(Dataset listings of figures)
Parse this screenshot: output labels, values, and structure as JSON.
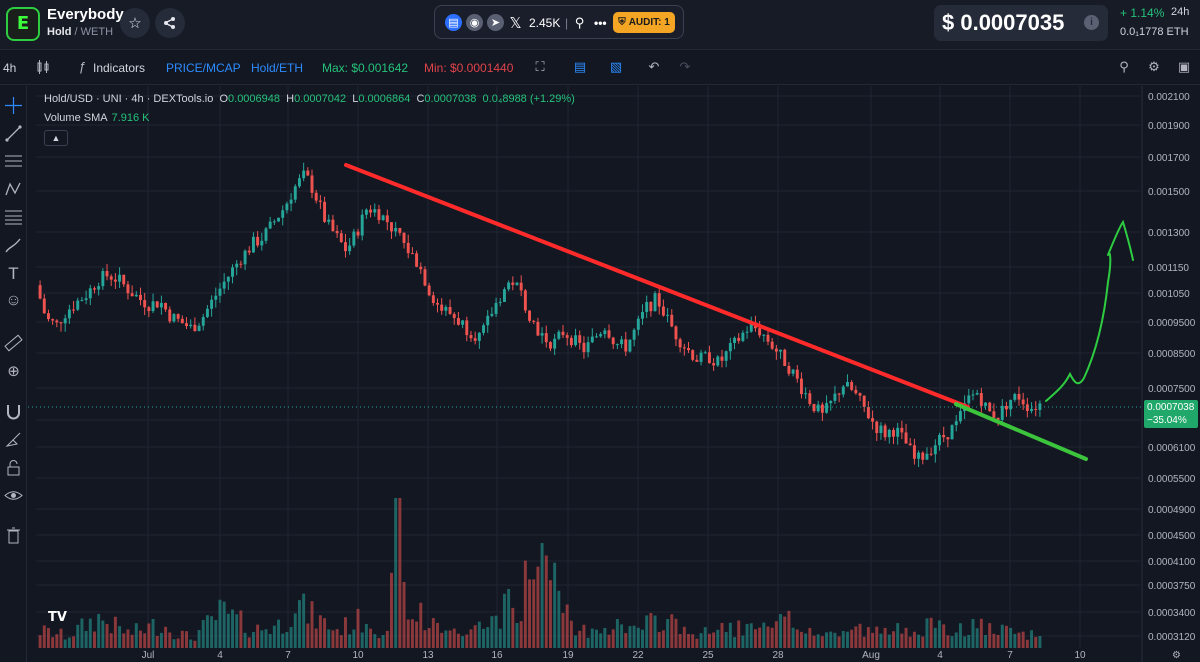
{
  "header": {
    "logo_text": "E",
    "token_name": "Everybody",
    "pair_base": "Hold",
    "pair_sep": " / ",
    "pair_quote": "WETH",
    "social_count": "2.45K",
    "audit_label": "AUDIT: 1",
    "price": "$ 0.0007035",
    "change": "+ 1.14%",
    "change_period": "24h",
    "eth_price": "0.0₁1778 ETH"
  },
  "toolbar": {
    "timeframe": "4h",
    "indicators": "Indicators",
    "price_mcap": "PRICE/MCAP",
    "pair_toggle": "Hold/ETH",
    "max_label": "Max: $0.001642",
    "min_label": "Min: $0.0001440"
  },
  "legend": {
    "symbol": "Hold/USD · UNI · 4h · DEXTools.io",
    "o_key": "O",
    "o_val": "0.0006948",
    "h_key": "H",
    "h_val": "0.0007042",
    "l_key": "L",
    "l_val": "0.0006864",
    "c_key": "C",
    "c_val": "0.0007038",
    "change": "0.0₄8988 (+1.29%)",
    "volume_label": "Volume SMA",
    "volume_value": "7.916 K",
    "collapse_icon": "chevron-up-icon"
  },
  "price_tag": {
    "value": "0.0007038",
    "change": "−35.04%"
  },
  "colors": {
    "up": "#26a69a",
    "down": "#ef5350",
    "trend_down": "#ff2a2a",
    "trend_support": "#3cc43c",
    "annotation": "#2ecc40",
    "background": "#131722",
    "grid": "#1f2433"
  },
  "chart_data": {
    "type": "candlestick",
    "title": "Hold/USD · UNI · 4h · DEXTools.io",
    "xlabel": "",
    "ylabel": "",
    "x_tick_labels": [
      "Jul",
      "4",
      "7",
      "10",
      "13",
      "16",
      "19",
      "22",
      "25",
      "28",
      "Aug",
      "4",
      "7",
      "10"
    ],
    "y_tick_labels": [
      "0.002100",
      "0.001900",
      "0.001700",
      "0.001500",
      "0.001300",
      "0.001150",
      "0.001050",
      "0.0009500",
      "0.0008500",
      "0.0007500",
      "0.0006700",
      "0.0006100",
      "0.0005500",
      "0.0004900",
      "0.0004500",
      "0.0004100",
      "0.0003750",
      "0.0003400",
      "0.0003120"
    ],
    "ylim": [
      0.00031,
      0.00213
    ],
    "current_price": 0.0007038,
    "series_path_pct": [
      [
        0,
        0.00108
      ],
      [
        1,
        0.00096
      ],
      [
        2,
        0.00094
      ],
      [
        3,
        0.00099
      ],
      [
        4,
        0.00102
      ],
      [
        5,
        0.00105
      ],
      [
        6,
        0.0011
      ],
      [
        7,
        0.00112
      ],
      [
        8,
        0.0011
      ],
      [
        9,
        0.00106
      ],
      [
        10,
        0.00103
      ],
      [
        11,
        0.00101
      ],
      [
        12,
        0.00102
      ],
      [
        13,
        0.00097
      ],
      [
        14,
        0.00095
      ],
      [
        15,
        0.00093
      ],
      [
        16,
        0.00096
      ],
      [
        17,
        0.00102
      ],
      [
        18,
        0.00108
      ],
      [
        19,
        0.00114
      ],
      [
        20,
        0.0012
      ],
      [
        21,
        0.00125
      ],
      [
        22,
        0.00128
      ],
      [
        23,
        0.00135
      ],
      [
        24,
        0.00142
      ],
      [
        25,
        0.00152
      ],
      [
        26,
        0.0016
      ],
      [
        27,
        0.00148
      ],
      [
        28,
        0.00135
      ],
      [
        29,
        0.00128
      ],
      [
        30,
        0.00122
      ],
      [
        31,
        0.0013
      ],
      [
        32,
        0.00142
      ],
      [
        33,
        0.0014
      ],
      [
        34,
        0.00135
      ],
      [
        35,
        0.00128
      ],
      [
        36,
        0.00122
      ],
      [
        37,
        0.00116
      ],
      [
        38,
        0.00106
      ],
      [
        39,
        0.001
      ],
      [
        40,
        0.00098
      ],
      [
        41,
        0.00095
      ],
      [
        42,
        0.00092
      ],
      [
        43,
        0.0009
      ],
      [
        44,
        0.00098
      ],
      [
        45,
        0.00105
      ],
      [
        46,
        0.0011
      ],
      [
        47,
        0.00104
      ],
      [
        48,
        0.00095
      ],
      [
        49,
        0.0009
      ],
      [
        50,
        0.00088
      ],
      [
        51,
        0.00092
      ],
      [
        52,
        0.00089
      ],
      [
        53,
        0.00086
      ],
      [
        54,
        0.0009
      ],
      [
        55,
        0.00094
      ],
      [
        56,
        0.00088
      ],
      [
        57,
        0.00087
      ],
      [
        58,
        0.00093
      ],
      [
        59,
        0.001
      ],
      [
        60,
        0.00103
      ],
      [
        61,
        0.00096
      ],
      [
        62,
        0.0009
      ],
      [
        63,
        0.00086
      ],
      [
        64,
        0.00083
      ],
      [
        65,
        0.00084
      ],
      [
        66,
        0.00082
      ],
      [
        67,
        0.00086
      ],
      [
        68,
        0.0009
      ],
      [
        69,
        0.00094
      ],
      [
        70,
        0.00092
      ],
      [
        71,
        0.00088
      ],
      [
        72,
        0.00084
      ],
      [
        73,
        0.0008
      ],
      [
        74,
        0.00075
      ],
      [
        75,
        0.00071
      ],
      [
        76,
        0.00068
      ],
      [
        77,
        0.00072
      ],
      [
        78,
        0.00076
      ],
      [
        79,
        0.00074
      ],
      [
        80,
        0.0007
      ],
      [
        81,
        0.00066
      ],
      [
        82,
        0.00064
      ],
      [
        83,
        0.00065
      ],
      [
        84,
        0.00062
      ],
      [
        85,
        0.00058
      ],
      [
        86,
        0.0006
      ],
      [
        87,
        0.00062
      ],
      [
        88,
        0.00064
      ],
      [
        89,
        0.00066
      ],
      [
        90,
        0.00072
      ],
      [
        91,
        0.00074
      ],
      [
        92,
        0.00069
      ],
      [
        93,
        0.00068
      ],
      [
        94,
        0.00072
      ],
      [
        95,
        0.00073
      ],
      [
        96,
        0.0007
      ],
      [
        97,
        0.00071
      ]
    ],
    "volume_path_pct": [
      [
        0,
        0.15
      ],
      [
        3,
        0.1
      ],
      [
        6,
        0.25
      ],
      [
        9,
        0.12
      ],
      [
        12,
        0.2
      ],
      [
        15,
        0.08
      ],
      [
        18,
        0.3
      ],
      [
        21,
        0.15
      ],
      [
        24,
        0.2
      ],
      [
        25,
        0.4
      ],
      [
        26,
        0.3
      ],
      [
        29,
        0.15
      ],
      [
        32,
        0.25
      ],
      [
        34,
        0.1
      ],
      [
        35,
        1.0
      ],
      [
        36,
        0.35
      ],
      [
        38,
        0.2
      ],
      [
        41,
        0.12
      ],
      [
        44,
        0.2
      ],
      [
        47,
        0.45
      ],
      [
        49,
        0.7
      ],
      [
        52,
        0.12
      ],
      [
        55,
        0.2
      ],
      [
        58,
        0.15
      ],
      [
        61,
        0.25
      ],
      [
        64,
        0.1
      ],
      [
        67,
        0.18
      ],
      [
        70,
        0.14
      ],
      [
        73,
        0.22
      ],
      [
        76,
        0.1
      ],
      [
        79,
        0.16
      ],
      [
        82,
        0.12
      ],
      [
        85,
        0.2
      ],
      [
        88,
        0.14
      ],
      [
        91,
        0.18
      ],
      [
        94,
        0.12
      ],
      [
        97,
        0.1
      ]
    ],
    "annotations": [
      {
        "type": "trendline",
        "label": "descending resistance"
      },
      {
        "type": "trendline",
        "label": "support"
      },
      {
        "type": "freehand",
        "label": "projected breakout"
      }
    ]
  }
}
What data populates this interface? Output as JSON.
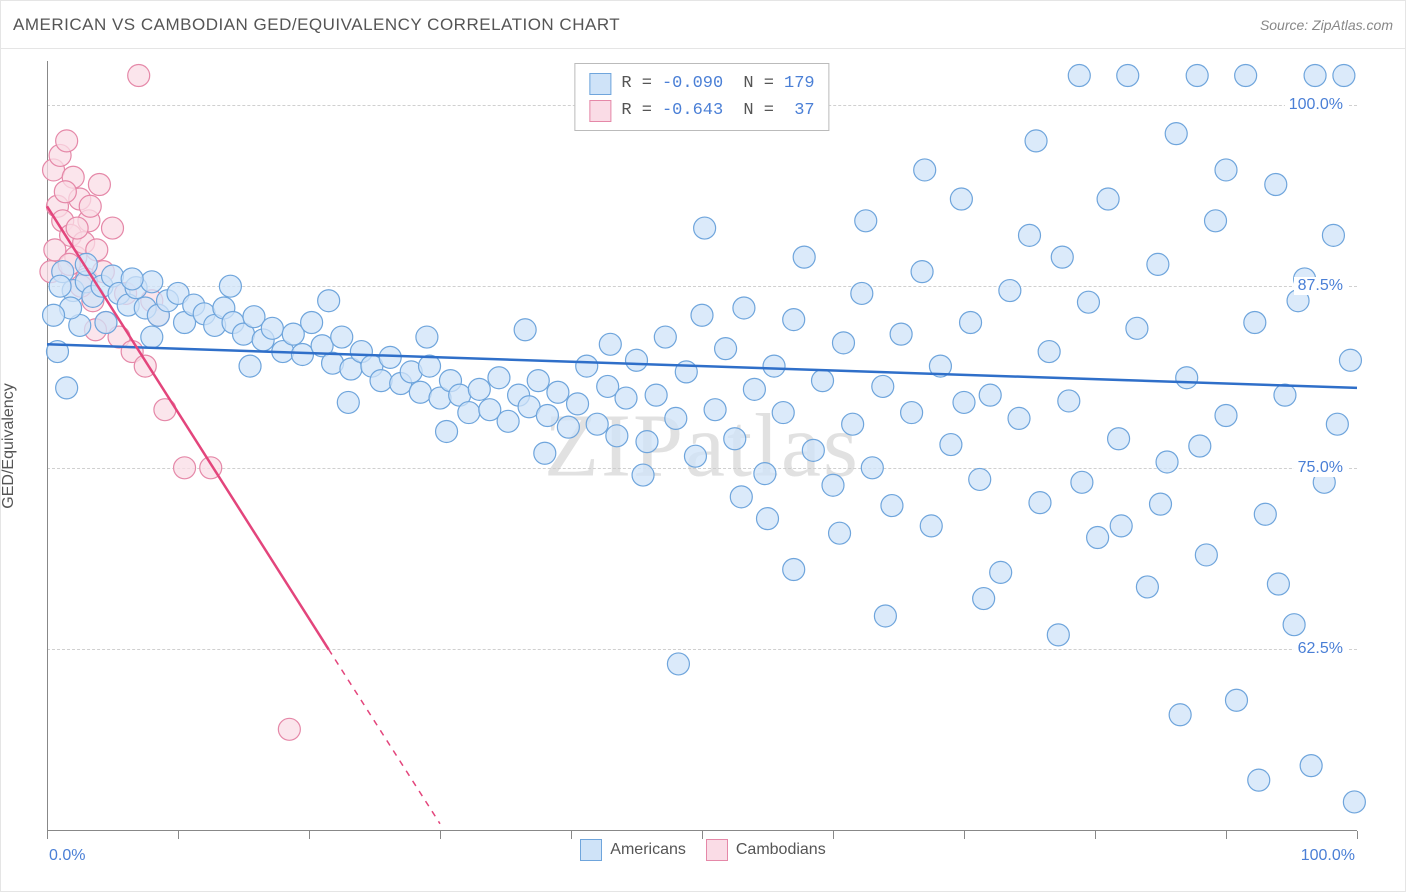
{
  "header": {
    "title": "AMERICAN VS CAMBODIAN GED/EQUIVALENCY CORRELATION CHART",
    "source": "Source: ZipAtlas.com"
  },
  "watermark": "ZIPatlas",
  "chart": {
    "type": "scatter",
    "y_axis_title": "GED/Equivalency",
    "x_min": 0,
    "x_max": 100,
    "y_min": 50,
    "y_max": 103,
    "y_ticks": [
      62.5,
      75.0,
      87.5,
      100.0
    ],
    "y_tick_labels": [
      "62.5%",
      "75.0%",
      "87.5%",
      "100.0%"
    ],
    "x_left_label": "0.0%",
    "x_right_label": "100.0%",
    "x_tick_positions": [
      0,
      10,
      20,
      30,
      40,
      50,
      60,
      70,
      80,
      90,
      100
    ],
    "grid_color": "#d0d0d0",
    "background_color": "#ffffff",
    "marker_radius": 11,
    "marker_stroke_width": 1.2,
    "line_width": 2.5,
    "series": {
      "americans": {
        "label": "Americans",
        "fill": "#cfe3f8",
        "stroke": "#6fa5dc",
        "line_color": "#2f6fc9",
        "r_value": "-0.090",
        "n_value": "179",
        "trend": {
          "x1": 0,
          "y1": 83.5,
          "x2": 100,
          "y2": 80.5
        },
        "points": [
          [
            1.5,
            80.5
          ],
          [
            2.0,
            87.2
          ],
          [
            3.0,
            87.8
          ],
          [
            3.5,
            86.8
          ],
          [
            4.2,
            87.5
          ],
          [
            5.0,
            88.2
          ],
          [
            5.5,
            87.0
          ],
          [
            6.2,
            86.2
          ],
          [
            6.8,
            87.4
          ],
          [
            7.5,
            86.0
          ],
          [
            8.0,
            87.8
          ],
          [
            8.5,
            85.5
          ],
          [
            9.2,
            86.5
          ],
          [
            10.0,
            87.0
          ],
          [
            10.5,
            85.0
          ],
          [
            11.2,
            86.2
          ],
          [
            12.0,
            85.6
          ],
          [
            12.8,
            84.8
          ],
          [
            13.5,
            86.0
          ],
          [
            14.2,
            85.0
          ],
          [
            15.0,
            84.2
          ],
          [
            15.8,
            85.4
          ],
          [
            16.5,
            83.8
          ],
          [
            17.2,
            84.6
          ],
          [
            18.0,
            83.0
          ],
          [
            18.8,
            84.2
          ],
          [
            19.5,
            82.8
          ],
          [
            20.2,
            85.0
          ],
          [
            21.0,
            83.4
          ],
          [
            21.8,
            82.2
          ],
          [
            22.5,
            84.0
          ],
          [
            23.2,
            81.8
          ],
          [
            24.0,
            83.0
          ],
          [
            24.8,
            82.0
          ],
          [
            25.5,
            81.0
          ],
          [
            26.2,
            82.6
          ],
          [
            27.0,
            80.8
          ],
          [
            27.8,
            81.6
          ],
          [
            28.5,
            80.2
          ],
          [
            29.2,
            82.0
          ],
          [
            30.0,
            79.8
          ],
          [
            30.8,
            81.0
          ],
          [
            31.5,
            80.0
          ],
          [
            32.2,
            78.8
          ],
          [
            33.0,
            80.4
          ],
          [
            33.8,
            79.0
          ],
          [
            34.5,
            81.2
          ],
          [
            35.2,
            78.2
          ],
          [
            36.0,
            80.0
          ],
          [
            36.8,
            79.2
          ],
          [
            37.5,
            81.0
          ],
          [
            38.2,
            78.6
          ],
          [
            39.0,
            80.2
          ],
          [
            39.8,
            77.8
          ],
          [
            40.5,
            79.4
          ],
          [
            41.2,
            82.0
          ],
          [
            42.0,
            78.0
          ],
          [
            42.8,
            80.6
          ],
          [
            43.5,
            77.2
          ],
          [
            44.2,
            79.8
          ],
          [
            45.0,
            82.4
          ],
          [
            45.8,
            76.8
          ],
          [
            46.5,
            80.0
          ],
          [
            47.2,
            84.0
          ],
          [
            48.0,
            78.4
          ],
          [
            48.8,
            81.6
          ],
          [
            49.5,
            75.8
          ],
          [
            50.2,
            91.5
          ],
          [
            51.0,
            79.0
          ],
          [
            51.8,
            83.2
          ],
          [
            52.5,
            77.0
          ],
          [
            53.2,
            86.0
          ],
          [
            54.0,
            80.4
          ],
          [
            54.8,
            74.6
          ],
          [
            55.5,
            82.0
          ],
          [
            56.2,
            78.8
          ],
          [
            57.0,
            85.2
          ],
          [
            57.8,
            89.5
          ],
          [
            58.5,
            76.2
          ],
          [
            59.2,
            81.0
          ],
          [
            60.0,
            73.8
          ],
          [
            60.8,
            83.6
          ],
          [
            61.5,
            78.0
          ],
          [
            62.2,
            87.0
          ],
          [
            63.0,
            75.0
          ],
          [
            63.8,
            80.6
          ],
          [
            64.5,
            72.4
          ],
          [
            65.2,
            84.2
          ],
          [
            66.0,
            78.8
          ],
          [
            66.8,
            88.5
          ],
          [
            67.5,
            71.0
          ],
          [
            68.2,
            82.0
          ],
          [
            69.0,
            76.6
          ],
          [
            69.8,
            93.5
          ],
          [
            70.5,
            85.0
          ],
          [
            71.2,
            74.2
          ],
          [
            72.0,
            80.0
          ],
          [
            72.8,
            67.8
          ],
          [
            73.5,
            87.2
          ],
          [
            74.2,
            78.4
          ],
          [
            75.0,
            91.0
          ],
          [
            75.8,
            72.6
          ],
          [
            76.5,
            83.0
          ],
          [
            77.2,
            63.5
          ],
          [
            78.0,
            79.6
          ],
          [
            78.8,
            102.0
          ],
          [
            79.5,
            86.4
          ],
          [
            80.2,
            70.2
          ],
          [
            81.0,
            93.5
          ],
          [
            81.8,
            77.0
          ],
          [
            82.5,
            102.0
          ],
          [
            83.2,
            84.6
          ],
          [
            84.0,
            66.8
          ],
          [
            84.8,
            89.0
          ],
          [
            85.5,
            75.4
          ],
          [
            86.2,
            98.0
          ],
          [
            87.0,
            81.2
          ],
          [
            87.8,
            102.0
          ],
          [
            88.5,
            69.0
          ],
          [
            89.2,
            92.0
          ],
          [
            90.0,
            78.6
          ],
          [
            90.8,
            59.0
          ],
          [
            91.5,
            102.0
          ],
          [
            92.2,
            85.0
          ],
          [
            93.0,
            71.8
          ],
          [
            93.8,
            94.5
          ],
          [
            94.5,
            80.0
          ],
          [
            95.2,
            64.2
          ],
          [
            96.0,
            88.0
          ],
          [
            96.8,
            102.0
          ],
          [
            97.5,
            74.0
          ],
          [
            98.2,
            91.0
          ],
          [
            99.0,
            102.0
          ],
          [
            99.5,
            82.4
          ],
          [
            48.2,
            61.5
          ],
          [
            57.0,
            68.0
          ],
          [
            64.0,
            64.8
          ],
          [
            71.5,
            66.0
          ],
          [
            79.0,
            74.0
          ],
          [
            86.5,
            58.0
          ],
          [
            92.5,
            53.5
          ],
          [
            75.5,
            97.5
          ],
          [
            67.0,
            95.5
          ],
          [
            82.0,
            71.0
          ],
          [
            88.0,
            76.5
          ],
          [
            94.0,
            67.0
          ],
          [
            60.5,
            70.5
          ],
          [
            53.0,
            73.0
          ],
          [
            45.5,
            74.5
          ],
          [
            38.0,
            76.0
          ],
          [
            30.5,
            77.5
          ],
          [
            23.0,
            79.5
          ],
          [
            15.5,
            82.0
          ],
          [
            8.0,
            84.0
          ],
          [
            4.5,
            85.0
          ],
          [
            2.5,
            84.8
          ],
          [
            1.8,
            86.0
          ],
          [
            1.2,
            88.5
          ],
          [
            0.8,
            83.0
          ],
          [
            50.0,
            85.5
          ],
          [
            55.0,
            71.5
          ],
          [
            62.5,
            92.0
          ],
          [
            70.0,
            79.5
          ],
          [
            77.5,
            89.5
          ],
          [
            85.0,
            72.5
          ],
          [
            90.0,
            95.5
          ],
          [
            95.5,
            86.5
          ],
          [
            98.5,
            78.0
          ],
          [
            43.0,
            83.5
          ],
          [
            36.5,
            84.5
          ],
          [
            29.0,
            84.0
          ],
          [
            21.5,
            86.5
          ],
          [
            14.0,
            87.5
          ],
          [
            6.5,
            88.0
          ],
          [
            3.0,
            89.0
          ],
          [
            1.0,
            87.5
          ],
          [
            0.5,
            85.5
          ],
          [
            99.8,
            52.0
          ],
          [
            96.5,
            54.5
          ]
        ]
      },
      "cambodians": {
        "label": "Cambodians",
        "fill": "#fadce6",
        "stroke": "#e588a8",
        "line_color": "#e3457c",
        "r_value": "-0.643",
        "n_value": "37",
        "trend_solid": {
          "x1": 0,
          "y1": 93.0,
          "x2": 21.5,
          "y2": 62.5
        },
        "trend_dashed": {
          "x1": 21.5,
          "y1": 62.5,
          "x2": 30.0,
          "y2": 50.5
        },
        "points": [
          [
            0.5,
            95.5
          ],
          [
            0.8,
            93.0
          ],
          [
            1.0,
            96.5
          ],
          [
            1.2,
            92.0
          ],
          [
            1.5,
            97.5
          ],
          [
            1.8,
            91.0
          ],
          [
            2.0,
            95.0
          ],
          [
            2.2,
            89.5
          ],
          [
            2.5,
            93.5
          ],
          [
            2.8,
            90.5
          ],
          [
            3.0,
            88.0
          ],
          [
            3.2,
            92.0
          ],
          [
            3.5,
            86.5
          ],
          [
            3.8,
            90.0
          ],
          [
            4.0,
            94.5
          ],
          [
            4.5,
            85.0
          ],
          [
            5.0,
            91.5
          ],
          [
            5.5,
            84.0
          ],
          [
            6.0,
            87.0
          ],
          [
            6.5,
            83.0
          ],
          [
            7.0,
            102.0
          ],
          [
            7.5,
            82.0
          ],
          [
            8.0,
            86.5
          ],
          [
            8.5,
            85.5
          ],
          [
            9.0,
            79.0
          ],
          [
            0.3,
            88.5
          ],
          [
            0.6,
            90.0
          ],
          [
            1.4,
            94.0
          ],
          [
            1.7,
            89.0
          ],
          [
            2.3,
            91.5
          ],
          [
            2.6,
            87.5
          ],
          [
            3.3,
            93.0
          ],
          [
            3.7,
            84.5
          ],
          [
            4.3,
            88.5
          ],
          [
            10.5,
            75.0
          ],
          [
            12.5,
            75.0
          ],
          [
            18.5,
            57.0
          ]
        ]
      }
    }
  },
  "bottom_legend": [
    {
      "label": "Americans",
      "fill": "#cfe3f8",
      "stroke": "#6fa5dc"
    },
    {
      "label": "Cambodians",
      "fill": "#fadce6",
      "stroke": "#e588a8"
    }
  ]
}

WHAT YOU HAVE TO DO
Go through the data and count each line that has the word "this", then give the total alone.

TASK OUTPUT
2